> **Prompt**
Scan the data below and pick out the lines containing the word "this".
------------------------------------------------------------
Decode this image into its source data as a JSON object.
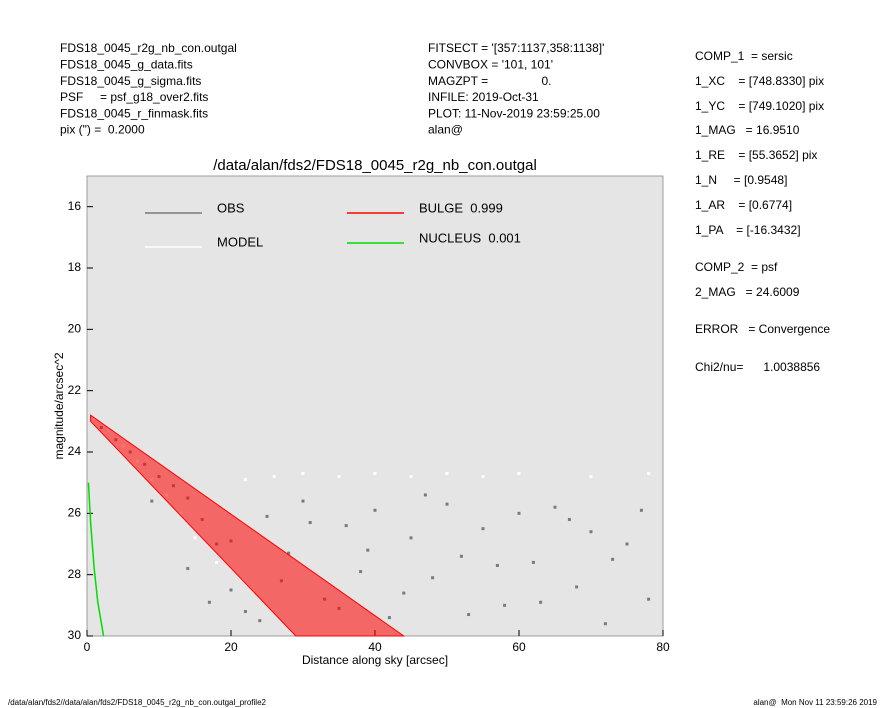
{
  "header": {
    "left": [
      "FDS18_0045_r2g_nb_con.outgal",
      "FDS18_0045_g_data.fits",
      "FDS18_0045_g_sigma.fits",
      "PSF     = psf_g18_over2.fits",
      "FDS18_0045_r_finmask.fits",
      "pix (\") =  0.2000"
    ],
    "center": [
      "FITSECT = '[357:1137,358:1138]'",
      "CONVBOX = '101, 101'",
      "MAGZPT =                0.",
      "INFILE: 2019-Oct-31",
      "PLOT: 11-Nov-2019 23:59:25.00",
      "alan@"
    ]
  },
  "params": [
    "COMP_1  = sersic",
    "1_XC    = [748.8330] pix",
    "1_YC    = [749.1020] pix",
    "1_MAG   = 16.9510",
    "1_RE    = [55.3652] pix",
    "1_N     = [0.9548]",
    "1_AR    = [0.6774]",
    "1_PA    = [-16.3432]",
    "COMP_2  = psf",
    "2_MAG   = 24.6009",
    "ERROR   = Convergence",
    "Chi2/nu=      1.0038856"
  ],
  "footer": {
    "left": "/data/alan/fds2//data/alan/fds2/FDS18_0045_r2g_nb_con.outgal_profile2",
    "right": "alan@  Mon Nov 11 23:59:26 2019"
  },
  "chart_data": {
    "type": "scatter",
    "title": "/data/alan/fds2/FDS18_0045_r2g_nb_con.outgal",
    "x_label": "Distance along sky [arcsec]",
    "y_label": "magnitude/arcsec^2",
    "xlim": [
      0,
      80
    ],
    "xticks": [
      0,
      20,
      40,
      60,
      80
    ],
    "ylim": [
      15,
      30
    ],
    "y_inverted": true,
    "yticks": [
      16,
      18,
      20,
      22,
      24,
      26,
      28,
      30
    ],
    "background": "#e5e5e5",
    "series": [
      {
        "name": "OBS",
        "color": "#7a7a7a",
        "kind": "points",
        "x": [
          2,
          4,
          6,
          8,
          10,
          12,
          14,
          16,
          18,
          20,
          22,
          25,
          28,
          30,
          33,
          36,
          38,
          40,
          42,
          45,
          48,
          50,
          52,
          55,
          58,
          60,
          62,
          65,
          68,
          70,
          72,
          75,
          78,
          14,
          17,
          20,
          24,
          27,
          31,
          35,
          39,
          44,
          47,
          53,
          57,
          63,
          67,
          73,
          77,
          9
        ],
        "values": [
          23.2,
          23.6,
          24.0,
          24.4,
          24.8,
          25.1,
          25.5,
          26.2,
          27.0,
          28.5,
          29.2,
          26.1,
          27.3,
          25.6,
          28.8,
          26.4,
          27.9,
          25.9,
          29.4,
          26.8,
          28.1,
          25.7,
          27.4,
          26.5,
          29.0,
          26.0,
          27.6,
          25.8,
          28.4,
          26.6,
          29.6,
          27.0,
          28.8,
          27.8,
          28.9,
          26.9,
          29.5,
          28.2,
          26.3,
          29.1,
          27.2,
          28.6,
          25.4,
          29.3,
          27.7,
          28.9,
          26.2,
          27.5,
          25.9,
          25.6
        ]
      },
      {
        "name": "MODEL",
        "color": "#ffffff",
        "kind": "points",
        "x": [
          1,
          3,
          5,
          7,
          9,
          11,
          13,
          15,
          18,
          22,
          26,
          30,
          35,
          40,
          45,
          50,
          55,
          60,
          70,
          78
        ],
        "values": [
          22.9,
          23.3,
          23.8,
          24.3,
          24.9,
          25.4,
          26.0,
          26.8,
          27.6,
          24.9,
          24.8,
          24.7,
          24.8,
          24.7,
          24.8,
          24.7,
          24.8,
          24.7,
          24.8,
          24.7
        ]
      },
      {
        "name": "BULGE  0.999",
        "color": "#ff0000",
        "kind": "band",
        "x": [
          0.5,
          44,
          29,
          0.5
        ],
        "values": [
          22.8,
          30,
          30,
          23.0
        ]
      },
      {
        "name": "NUCLEUS  0.001",
        "color": "#00dd00",
        "kind": "line",
        "x": [
          0.2,
          0.5,
          1,
          1.5,
          2.3
        ],
        "values": [
          25,
          26.3,
          27.8,
          28.9,
          30
        ]
      }
    ]
  }
}
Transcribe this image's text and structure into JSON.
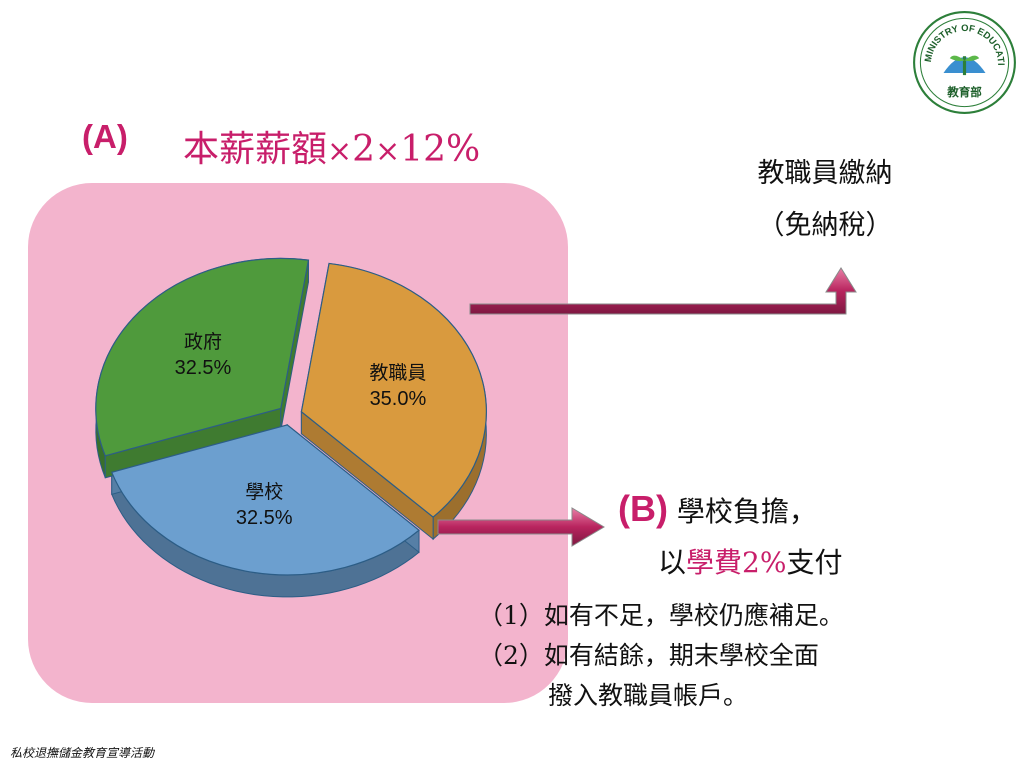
------------------------------------------------------------
> **Right answer**
Decode this image into its source data as a JSON object.
Transcribe this image's text and structure into JSON.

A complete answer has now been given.